__DO THIS__
Rewrite every row below, changing each "content-item" to "content-line" and keeping everything else the same. Leave the pictures out.

----------------

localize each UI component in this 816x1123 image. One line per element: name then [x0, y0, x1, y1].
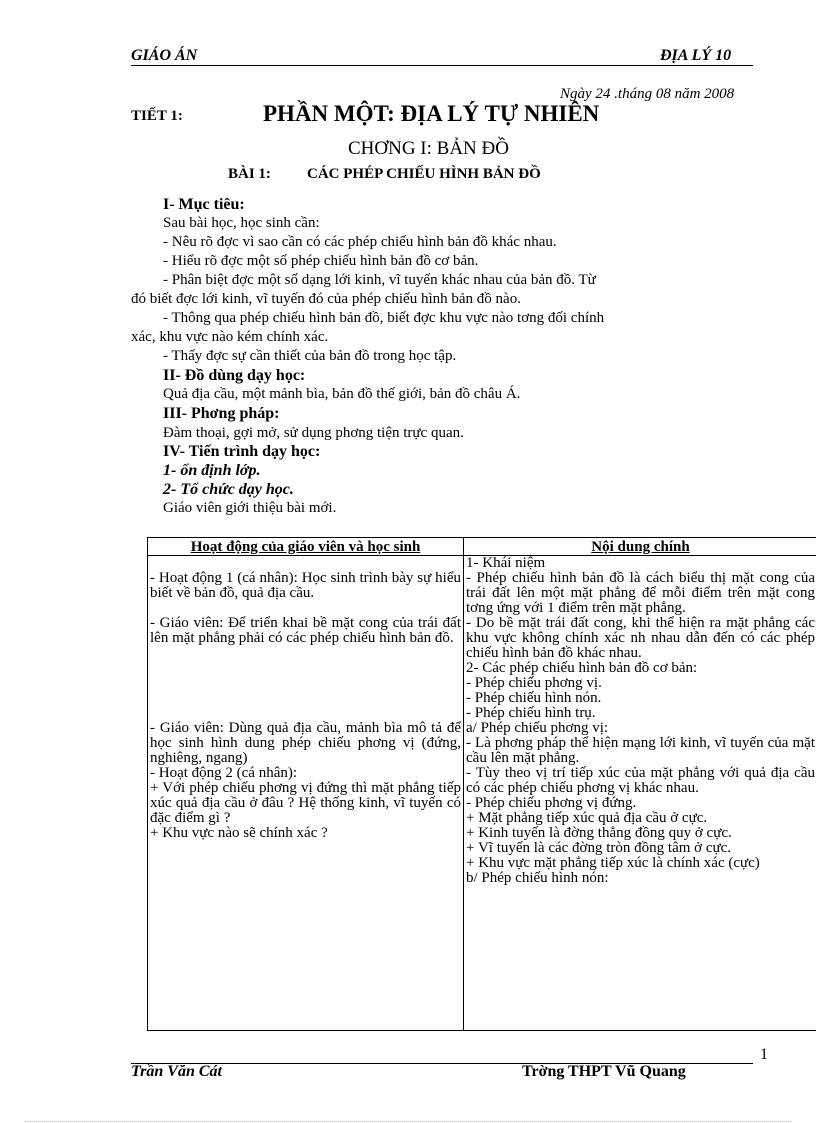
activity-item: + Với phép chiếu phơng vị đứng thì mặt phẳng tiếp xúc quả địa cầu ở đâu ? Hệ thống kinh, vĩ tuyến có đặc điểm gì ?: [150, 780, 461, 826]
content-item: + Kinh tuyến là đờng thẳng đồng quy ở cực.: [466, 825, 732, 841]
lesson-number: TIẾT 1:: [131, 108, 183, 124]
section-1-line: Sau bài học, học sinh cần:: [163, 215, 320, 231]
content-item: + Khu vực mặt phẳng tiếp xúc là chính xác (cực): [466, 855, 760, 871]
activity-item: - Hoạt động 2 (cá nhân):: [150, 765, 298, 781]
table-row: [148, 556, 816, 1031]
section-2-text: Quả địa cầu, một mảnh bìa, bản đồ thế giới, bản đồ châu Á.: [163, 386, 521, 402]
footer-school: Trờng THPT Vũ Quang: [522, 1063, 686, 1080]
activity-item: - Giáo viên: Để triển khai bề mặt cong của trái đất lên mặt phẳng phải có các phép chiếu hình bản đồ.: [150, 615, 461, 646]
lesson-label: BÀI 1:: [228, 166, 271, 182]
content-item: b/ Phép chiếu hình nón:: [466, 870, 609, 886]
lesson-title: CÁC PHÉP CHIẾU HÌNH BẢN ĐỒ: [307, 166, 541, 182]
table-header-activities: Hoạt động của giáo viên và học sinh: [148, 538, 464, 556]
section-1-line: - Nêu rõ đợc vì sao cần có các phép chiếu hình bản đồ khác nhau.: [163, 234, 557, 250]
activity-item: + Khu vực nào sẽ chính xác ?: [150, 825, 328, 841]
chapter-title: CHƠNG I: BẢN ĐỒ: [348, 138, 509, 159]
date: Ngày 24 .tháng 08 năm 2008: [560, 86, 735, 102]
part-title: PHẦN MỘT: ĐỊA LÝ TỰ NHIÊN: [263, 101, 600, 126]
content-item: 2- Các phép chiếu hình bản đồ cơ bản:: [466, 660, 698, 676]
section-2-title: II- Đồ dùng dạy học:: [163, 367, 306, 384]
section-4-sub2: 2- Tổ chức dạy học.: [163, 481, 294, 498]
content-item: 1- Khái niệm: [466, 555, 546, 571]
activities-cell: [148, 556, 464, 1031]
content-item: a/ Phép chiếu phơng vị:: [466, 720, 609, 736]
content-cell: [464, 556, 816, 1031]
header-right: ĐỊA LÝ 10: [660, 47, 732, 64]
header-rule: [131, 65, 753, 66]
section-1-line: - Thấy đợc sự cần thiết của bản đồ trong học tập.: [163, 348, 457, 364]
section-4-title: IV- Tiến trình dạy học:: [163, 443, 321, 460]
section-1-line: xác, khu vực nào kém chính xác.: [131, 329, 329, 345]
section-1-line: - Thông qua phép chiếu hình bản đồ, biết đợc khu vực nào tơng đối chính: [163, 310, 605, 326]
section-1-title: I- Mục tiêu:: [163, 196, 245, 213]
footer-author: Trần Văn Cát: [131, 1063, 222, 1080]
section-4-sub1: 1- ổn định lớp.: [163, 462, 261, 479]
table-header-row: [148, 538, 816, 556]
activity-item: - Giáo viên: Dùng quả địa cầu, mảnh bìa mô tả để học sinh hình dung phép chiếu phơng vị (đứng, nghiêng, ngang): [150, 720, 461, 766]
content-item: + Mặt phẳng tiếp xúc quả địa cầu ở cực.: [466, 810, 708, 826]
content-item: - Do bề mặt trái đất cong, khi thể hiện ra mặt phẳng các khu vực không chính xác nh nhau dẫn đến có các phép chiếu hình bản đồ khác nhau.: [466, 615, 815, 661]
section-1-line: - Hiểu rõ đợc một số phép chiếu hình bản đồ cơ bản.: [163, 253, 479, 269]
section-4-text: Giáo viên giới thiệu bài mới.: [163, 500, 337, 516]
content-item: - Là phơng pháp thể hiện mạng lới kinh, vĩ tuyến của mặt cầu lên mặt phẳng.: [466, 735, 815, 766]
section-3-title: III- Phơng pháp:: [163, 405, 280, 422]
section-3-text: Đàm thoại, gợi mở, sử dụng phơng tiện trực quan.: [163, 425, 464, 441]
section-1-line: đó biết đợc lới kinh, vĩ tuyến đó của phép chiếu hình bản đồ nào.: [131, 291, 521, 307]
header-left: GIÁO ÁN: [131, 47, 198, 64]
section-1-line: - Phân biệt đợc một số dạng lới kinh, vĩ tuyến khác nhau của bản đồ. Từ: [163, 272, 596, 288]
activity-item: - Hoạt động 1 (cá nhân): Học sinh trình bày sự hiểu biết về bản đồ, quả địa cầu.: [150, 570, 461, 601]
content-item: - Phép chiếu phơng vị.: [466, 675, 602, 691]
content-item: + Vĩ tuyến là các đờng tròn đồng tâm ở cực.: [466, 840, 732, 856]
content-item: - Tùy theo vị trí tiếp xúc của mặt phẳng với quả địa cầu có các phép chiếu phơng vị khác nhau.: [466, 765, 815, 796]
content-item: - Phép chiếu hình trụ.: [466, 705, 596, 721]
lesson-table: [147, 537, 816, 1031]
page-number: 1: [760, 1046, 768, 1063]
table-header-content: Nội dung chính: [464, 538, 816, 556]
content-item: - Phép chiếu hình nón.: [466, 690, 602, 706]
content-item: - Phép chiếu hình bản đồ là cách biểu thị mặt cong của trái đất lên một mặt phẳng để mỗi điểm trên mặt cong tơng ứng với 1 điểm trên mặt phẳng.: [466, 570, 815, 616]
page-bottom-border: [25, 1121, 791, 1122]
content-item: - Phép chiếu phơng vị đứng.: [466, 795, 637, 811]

----------------

__TASK SOLUTION__
localize each UI component in this 816x1123 image. One line per element: name then [x0, y0, x1, y1].
activity-item: + Với phép chiếu phơng vị đứng thì mặt phẳng tiếp xúc quả địa cầu ở đâu ? Hệ thống kinh, vĩ tuyến có đặc điểm gì ?: [150, 780, 461, 826]
content-line: + Kinh tuyến là đờng thẳng đồng quy ở cực.: [466, 825, 732, 841]
lesson-number: TIẾT 1:: [131, 108, 183, 124]
section-1-line: Sau bài học, học sinh cần:: [163, 215, 320, 231]
content-line: + Khu vực mặt phẳng tiếp xúc là chính xác (cực): [466, 855, 760, 871]
activity-item: - Hoạt động 2 (cá nhân):: [150, 765, 298, 781]
table-row: [148, 556, 816, 1031]
section-2-text: Quả địa cầu, một mảnh bìa, bản đồ thế giới, bản đồ châu Á.: [163, 386, 521, 402]
footer-school: Trờng THPT Vũ Quang: [522, 1063, 686, 1080]
activity-item: - Giáo viên: Để triển khai bề mặt cong của trái đất lên mặt phẳng phải có các phép chiếu hình bản đồ.: [150, 615, 461, 646]
lesson-label: BÀI 1:: [228, 166, 271, 182]
content-line: b/ Phép chiếu hình nón:: [466, 870, 609, 886]
lesson-title: CÁC PHÉP CHIẾU HÌNH BẢN ĐỒ: [307, 166, 541, 182]
table-header-activities: Hoạt động của giáo viên và học sinh: [148, 538, 464, 556]
section-1-line: - Nêu rõ đợc vì sao cần có các phép chiếu hình bản đồ khác nhau.: [163, 234, 557, 250]
activity-item: + Khu vực nào sẽ chính xác ?: [150, 825, 328, 841]
chapter-title: CHƠNG I: BẢN ĐỒ: [348, 138, 509, 159]
date: Ngày 24 .tháng 08 năm 2008: [560, 86, 735, 102]
part-title: PHẦN MỘT: ĐỊA LÝ TỰ NHIÊN: [263, 101, 600, 126]
content-line: 2- Các phép chiếu hình bản đồ cơ bản:: [466, 660, 698, 676]
section-2-title: II- Đồ dùng dạy học:: [163, 367, 306, 384]
section-4-sub2: 2- Tổ chức dạy học.: [163, 481, 294, 498]
content-line: 1- Khái niệm: [466, 555, 546, 571]
activities-cell: [148, 556, 464, 1031]
content-line: a/ Phép chiếu phơng vị:: [466, 720, 609, 736]
content-cell: [464, 556, 816, 1031]
header-right: ĐỊA LÝ 10: [660, 47, 732, 64]
header-rule: [131, 65, 753, 66]
section-1-line: - Thấy đợc sự cần thiết của bản đồ trong học tập.: [163, 348, 457, 364]
section-4-title: IV- Tiến trình dạy học:: [163, 443, 321, 460]
section-1-line: xác, khu vực nào kém chính xác.: [131, 329, 329, 345]
section-1-line: - Thông qua phép chiếu hình bản đồ, biết đợc khu vực nào tơng đối chính: [163, 310, 605, 326]
section-1-title: I- Mục tiêu:: [163, 196, 245, 213]
footer-author: Trần Văn Cát: [131, 1063, 222, 1080]
section-4-sub1: 1- ổn định lớp.: [163, 462, 261, 479]
table-header-row: [148, 538, 816, 556]
activity-item: - Giáo viên: Dùng quả địa cầu, mảnh bìa mô tả để học sinh hình dung phép chiếu phơng vị (đứng, nghiêng, ngang): [150, 720, 461, 766]
content-line: + Mặt phẳng tiếp xúc quả địa cầu ở cực.: [466, 810, 708, 826]
content-line: - Do bề mặt trái đất cong, khi thể hiện ra mặt phẳng các khu vực không chính xác nh nhau dẫn đến có các phép chiếu hình bản đồ khác nhau.: [466, 615, 815, 661]
section-1-line: - Hiểu rõ đợc một số phép chiếu hình bản đồ cơ bản.: [163, 253, 479, 269]
section-4-text: Giáo viên giới thiệu bài mới.: [163, 500, 337, 516]
content-line: - Là phơng pháp thể hiện mạng lới kinh, vĩ tuyến của mặt cầu lên mặt phẳng.: [466, 735, 815, 766]
section-3-title: III- Phơng pháp:: [163, 405, 280, 422]
section-3-text: Đàm thoại, gợi mở, sử dụng phơng tiện trực quan.: [163, 425, 464, 441]
section-1-line: đó biết đợc lới kinh, vĩ tuyến đó của phép chiếu hình bản đồ nào.: [131, 291, 521, 307]
header-left: GIÁO ÁN: [131, 47, 198, 64]
section-1-line: - Phân biệt đợc một số dạng lới kinh, vĩ tuyến khác nhau của bản đồ. Từ: [163, 272, 596, 288]
activity-item: - Hoạt động 1 (cá nhân): Học sinh trình bày sự hiểu biết về bản đồ, quả địa cầu.: [150, 570, 461, 601]
content-line: - Phép chiếu phơng vị.: [466, 675, 602, 691]
content-line: + Vĩ tuyến là các đờng tròn đồng tâm ở cực.: [466, 840, 732, 856]
content-line: - Tùy theo vị trí tiếp xúc của mặt phẳng với quả địa cầu có các phép chiếu phơng vị khác nhau.: [466, 765, 815, 796]
content-line: - Phép chiếu hình trụ.: [466, 705, 596, 721]
lesson-table: [147, 537, 816, 1031]
page-number: 1: [760, 1046, 768, 1063]
table-header-content: Nội dung chính: [464, 538, 816, 556]
content-line: - Phép chiếu hình nón.: [466, 690, 602, 706]
content-line: - Phép chiếu hình bản đồ là cách biểu thị mặt cong của trái đất lên một mặt phẳng để mỗi điểm trên mặt cong tơng ứng với 1 điểm trên mặt phẳng.: [466, 570, 815, 616]
page-bottom-border: [25, 1121, 791, 1122]
content-line: - Phép chiếu phơng vị đứng.: [466, 795, 637, 811]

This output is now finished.